Copy all lines in which the word "一般高校本科招生专业选考科目要求指引" can be found.

——————————

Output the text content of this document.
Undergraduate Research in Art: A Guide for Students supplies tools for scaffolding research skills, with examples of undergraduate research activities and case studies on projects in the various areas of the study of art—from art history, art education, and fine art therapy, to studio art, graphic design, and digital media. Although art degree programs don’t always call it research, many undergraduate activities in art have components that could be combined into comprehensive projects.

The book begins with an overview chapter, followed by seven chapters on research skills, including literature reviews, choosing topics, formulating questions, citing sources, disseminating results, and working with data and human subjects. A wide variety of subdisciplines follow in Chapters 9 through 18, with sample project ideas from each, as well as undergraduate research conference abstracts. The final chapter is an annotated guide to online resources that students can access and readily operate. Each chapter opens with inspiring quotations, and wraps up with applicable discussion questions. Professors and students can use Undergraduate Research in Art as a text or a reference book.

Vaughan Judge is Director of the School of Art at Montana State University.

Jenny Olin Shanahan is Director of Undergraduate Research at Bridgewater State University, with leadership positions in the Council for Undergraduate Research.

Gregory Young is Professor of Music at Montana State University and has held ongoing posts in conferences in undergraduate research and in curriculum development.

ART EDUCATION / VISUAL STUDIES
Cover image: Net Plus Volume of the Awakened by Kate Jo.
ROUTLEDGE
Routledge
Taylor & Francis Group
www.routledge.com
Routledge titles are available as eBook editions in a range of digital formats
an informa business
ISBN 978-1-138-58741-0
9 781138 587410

——————————

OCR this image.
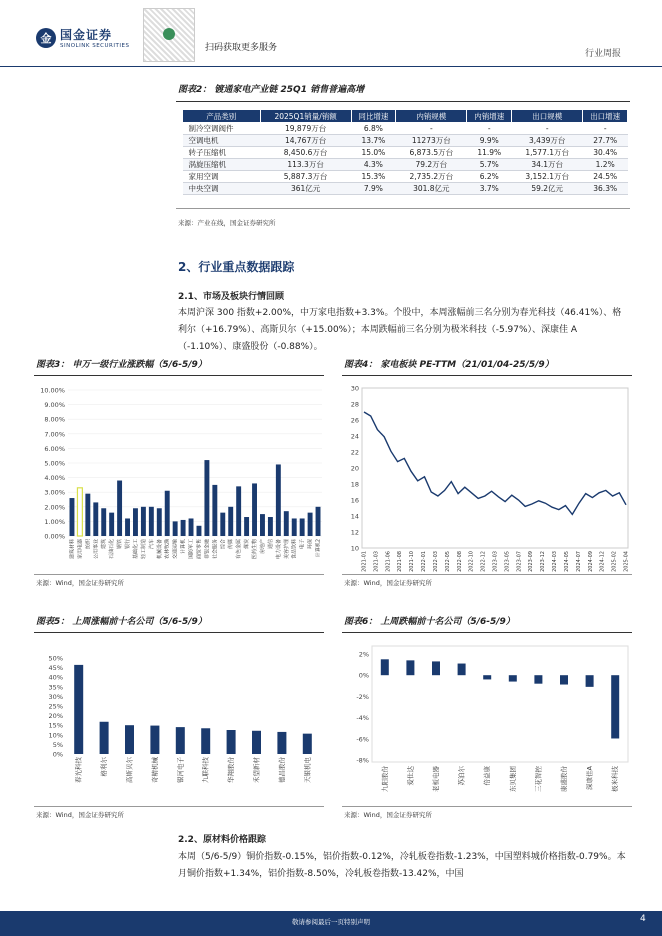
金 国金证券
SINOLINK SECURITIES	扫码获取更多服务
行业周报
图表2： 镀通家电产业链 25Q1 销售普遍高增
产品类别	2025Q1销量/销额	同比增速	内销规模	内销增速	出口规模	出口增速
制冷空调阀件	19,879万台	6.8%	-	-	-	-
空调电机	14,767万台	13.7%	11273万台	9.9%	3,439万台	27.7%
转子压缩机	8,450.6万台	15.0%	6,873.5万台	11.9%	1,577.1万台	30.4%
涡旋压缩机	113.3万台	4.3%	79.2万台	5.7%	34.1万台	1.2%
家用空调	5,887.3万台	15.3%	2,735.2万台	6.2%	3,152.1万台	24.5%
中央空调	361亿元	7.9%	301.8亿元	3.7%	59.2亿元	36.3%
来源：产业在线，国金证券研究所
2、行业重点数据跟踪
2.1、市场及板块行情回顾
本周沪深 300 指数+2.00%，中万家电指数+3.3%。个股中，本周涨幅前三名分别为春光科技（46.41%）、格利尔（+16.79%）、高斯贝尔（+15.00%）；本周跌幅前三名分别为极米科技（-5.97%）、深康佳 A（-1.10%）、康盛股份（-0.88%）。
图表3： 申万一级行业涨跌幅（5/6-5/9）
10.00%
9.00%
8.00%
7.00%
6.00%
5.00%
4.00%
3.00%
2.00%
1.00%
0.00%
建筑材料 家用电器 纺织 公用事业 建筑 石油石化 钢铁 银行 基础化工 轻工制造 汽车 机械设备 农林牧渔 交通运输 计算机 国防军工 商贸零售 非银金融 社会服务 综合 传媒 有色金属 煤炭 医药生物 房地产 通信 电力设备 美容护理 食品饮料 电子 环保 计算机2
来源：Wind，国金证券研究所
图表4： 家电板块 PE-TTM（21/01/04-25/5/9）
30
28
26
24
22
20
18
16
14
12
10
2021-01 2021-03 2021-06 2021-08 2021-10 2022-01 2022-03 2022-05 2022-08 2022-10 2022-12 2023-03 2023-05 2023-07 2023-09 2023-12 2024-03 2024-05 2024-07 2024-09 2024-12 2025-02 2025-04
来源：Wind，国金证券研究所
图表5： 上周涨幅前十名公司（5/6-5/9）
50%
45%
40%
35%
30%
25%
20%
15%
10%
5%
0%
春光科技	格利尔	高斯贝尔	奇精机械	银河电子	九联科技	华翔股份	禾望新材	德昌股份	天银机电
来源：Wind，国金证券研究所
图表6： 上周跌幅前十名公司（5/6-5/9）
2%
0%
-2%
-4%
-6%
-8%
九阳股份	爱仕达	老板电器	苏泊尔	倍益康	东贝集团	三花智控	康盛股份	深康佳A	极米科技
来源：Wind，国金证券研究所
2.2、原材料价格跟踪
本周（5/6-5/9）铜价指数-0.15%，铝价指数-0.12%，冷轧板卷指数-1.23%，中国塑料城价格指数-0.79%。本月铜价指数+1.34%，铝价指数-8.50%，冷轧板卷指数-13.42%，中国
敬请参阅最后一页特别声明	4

——————————

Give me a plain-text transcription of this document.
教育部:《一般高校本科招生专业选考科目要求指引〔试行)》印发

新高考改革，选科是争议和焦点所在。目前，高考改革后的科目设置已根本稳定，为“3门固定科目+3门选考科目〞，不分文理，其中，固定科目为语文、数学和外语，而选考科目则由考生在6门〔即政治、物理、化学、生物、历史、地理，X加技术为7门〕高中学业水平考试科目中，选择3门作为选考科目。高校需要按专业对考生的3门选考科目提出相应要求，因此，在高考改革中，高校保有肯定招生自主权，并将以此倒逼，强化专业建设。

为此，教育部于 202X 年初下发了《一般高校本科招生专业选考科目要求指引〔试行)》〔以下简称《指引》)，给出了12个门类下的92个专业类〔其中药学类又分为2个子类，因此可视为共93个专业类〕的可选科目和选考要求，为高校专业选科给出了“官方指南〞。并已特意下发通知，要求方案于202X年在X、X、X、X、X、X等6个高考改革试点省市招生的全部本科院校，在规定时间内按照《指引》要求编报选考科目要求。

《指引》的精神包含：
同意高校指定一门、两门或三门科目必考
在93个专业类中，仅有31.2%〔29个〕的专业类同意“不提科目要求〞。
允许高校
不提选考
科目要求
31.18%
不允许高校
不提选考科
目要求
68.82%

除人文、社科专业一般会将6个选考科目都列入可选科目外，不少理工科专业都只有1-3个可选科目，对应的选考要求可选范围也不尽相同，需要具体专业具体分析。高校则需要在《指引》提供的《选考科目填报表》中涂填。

——————————

• _Answer to this exercise_:
教育部:《一般高校本科招生专业选考科目要求指引〔试行)》印发
为此，教育部于 202X 年初下发了《一般高校本科招生专业选考科目要求指引〔试行)》〔以下简称《指引》)，给出了12个门类下的92个专业类〔其中药学类又分为2个子类，因此可视为共93个专业类〕的可选科目和选考要求，为高校专业选科给出了“官方指南〞。并已特意下发通知，要求方案于202X年在X、X、X、X、X、X等6个高考改革试点省市招生的全部本科院校，在规定时间内按照《指引》要求编报选考科目要求。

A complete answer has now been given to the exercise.